**Your task:** Without the pictures, return all of the material exactly as written.

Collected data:
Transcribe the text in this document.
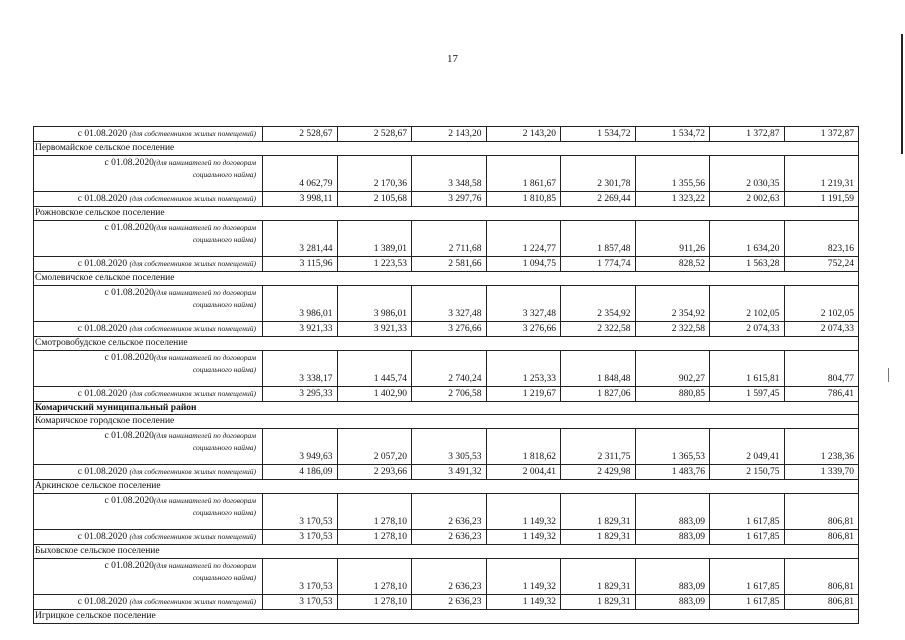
17
с 01.08.2020 (для собственников жилых помещений)	2 528,67	2 528,67	2 143,20	2 143,20	1 534,72	1 534,72	1 372,87	1 372,87
Первомайское сельское поселение								

с 01.08.2020(для нанимателей по договорам
социального найма)	4 062,79	2 170,36	3 348,58	1 861,67	2 301,78	1 355,56	2 030,35	1 219,31
с 01.08.2020 (для собственников жилых помещений)	3 998,11	2 105,68	3 297,76	1 810,85	2 269,44	1 323,22	2 002,63	1 191,59
Рожновское сельское поселение								

с 01.08.2020(для нанимателей по договорам
социального найма)	3 281,44	1 389,01	2 711,68	1 224,77	1 857,48	911,26	1 634,20	823,16
с 01.08.2020 (для собственников жилых помещений)	3 115,96	1 223,53	2 581,66	1 094,75	1 774,74	828,52	1 563,28	752,24
Смолевичское сельское поселение								

с 01.08.2020(для нанимателей по договорам
социального найма)	3 986,01	3 986,01	3 327,48	3 327,48	2 354,92	2 354,92	2 102,05	2 102,05
с 01.08.2020 (для собственников жилых помещений)	3 921,33	3 921,33	3 276,66	3 276,66	2 322,58	2 322,58	2 074,33	2 074,33
Смотровобудское сельское поселение								

с 01.08.2020(для нанимателей по договорам
социального найма)	3 338,17	1 445,74	2 740,24	1 253,33	1 848,48	902,27	1 615,81	804,77
с 01.08.2020 (для собственников жилых помещений)	3 295,33	1 402,90	2 706,58	1 219,67	1 827,06	880,85	1 597,45	786,41
Комаричский муниципальный район								
Комаричское городское поселение								

с 01.08.2020(для нанимателей по договорам
социального найма)	3 949,63	2 057,20	3 305,53	1 818,62	2 311,75	1 365,53	2 049,41	1 238,36
с 01.08.2020 (для собственников жилых помещений)	4 186,09	2 293,66	3 491,32	2 004,41	2 429,98	1 483,76	2 150,75	1 339,70
Аркинское сельское поселение								

с 01.08.2020(для нанимателей по договорам
социального найма)	3 170,53	1 278,10	2 636,23	1 149,32	1 829,31	883,09	1 617,85	806,81
с 01.08.2020 (для собственников жилых помещений)	3 170,53	1 278,10	2 636,23	1 149,32	1 829,31	883,09	1 617,85	806,81
Быховское сельское поселение								

с 01.08.2020(для нанимателей по договорам
социального найма)	3 170,53	1 278,10	2 636,23	1 149,32	1 829,31	883,09	1 617,85	806,81
с 01.08.2020 (для собственников жилых помещений)	3 170,53	1 278,10	2 636,23	1 149,32	1 829,31	883,09	1 617,85	806,81
Игрицкое сельское поселение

**Full output:**
Transcribe the text in this document.
17
с 01.08.2020 (для собственников жилых помещений)	2 528,67	2 528,67	2 143,20	2 143,20	1 534,72	1 534,72	1 372,87	1 372,87
Первомайское сельское поселение								

с 01.08.2020(для нанимателей по договорам
социального найма)	4 062,79	2 170,36	3 348,58	1 861,67	2 301,78	1 355,56	2 030,35	1 219,31
с 01.08.2020 (для собственников жилых помещений)	3 998,11	2 105,68	3 297,76	1 810,85	2 269,44	1 323,22	2 002,63	1 191,59
Рожновское сельское поселение								

с 01.08.2020(для нанимателей по договорам
социального найма)	3 281,44	1 389,01	2 711,68	1 224,77	1 857,48	911,26	1 634,20	823,16
с 01.08.2020 (для собственников жилых помещений)	3 115,96	1 223,53	2 581,66	1 094,75	1 774,74	828,52	1 563,28	752,24
Смолевичское сельское поселение								

с 01.08.2020(для нанимателей по договорам
социального найма)	3 986,01	3 986,01	3 327,48	3 327,48	2 354,92	2 354,92	2 102,05	2 102,05
с 01.08.2020 (для собственников жилых помещений)	3 921,33	3 921,33	3 276,66	3 276,66	2 322,58	2 322,58	2 074,33	2 074,33
Смотровобудское сельское поселение								

с 01.08.2020(для нанимателей по договорам
социального найма)	3 338,17	1 445,74	2 740,24	1 253,33	1 848,48	902,27	1 615,81	804,77
с 01.08.2020 (для собственников жилых помещений)	3 295,33	1 402,90	2 706,58	1 219,67	1 827,06	880,85	1 597,45	786,41
Комаричский муниципальный район								
Комаричское городское поселение								

с 01.08.2020(для нанимателей по договорам
социального найма)	3 949,63	2 057,20	3 305,53	1 818,62	2 311,75	1 365,53	2 049,41	1 238,36
с 01.08.2020 (для собственников жилых помещений)	4 186,09	2 293,66	3 491,32	2 004,41	2 429,98	1 483,76	2 150,75	1 339,70
Аркинское сельское поселение								

с 01.08.2020(для нанимателей по договорам
социального найма)	3 170,53	1 278,10	2 636,23	1 149,32	1 829,31	883,09	1 617,85	806,81
с 01.08.2020 (для собственников жилых помещений)	3 170,53	1 278,10	2 636,23	1 149,32	1 829,31	883,09	1 617,85	806,81
Быховское сельское поселение								

с 01.08.2020(для нанимателей по договорам
социального найма)	3 170,53	1 278,10	2 636,23	1 149,32	1 829,31	883,09	1 617,85	806,81
с 01.08.2020 (для собственников жилых помещений)	3 170,53	1 278,10	2 636,23	1 149,32	1 829,31	883,09	1 617,85	806,81
Игрицкое сельское поселение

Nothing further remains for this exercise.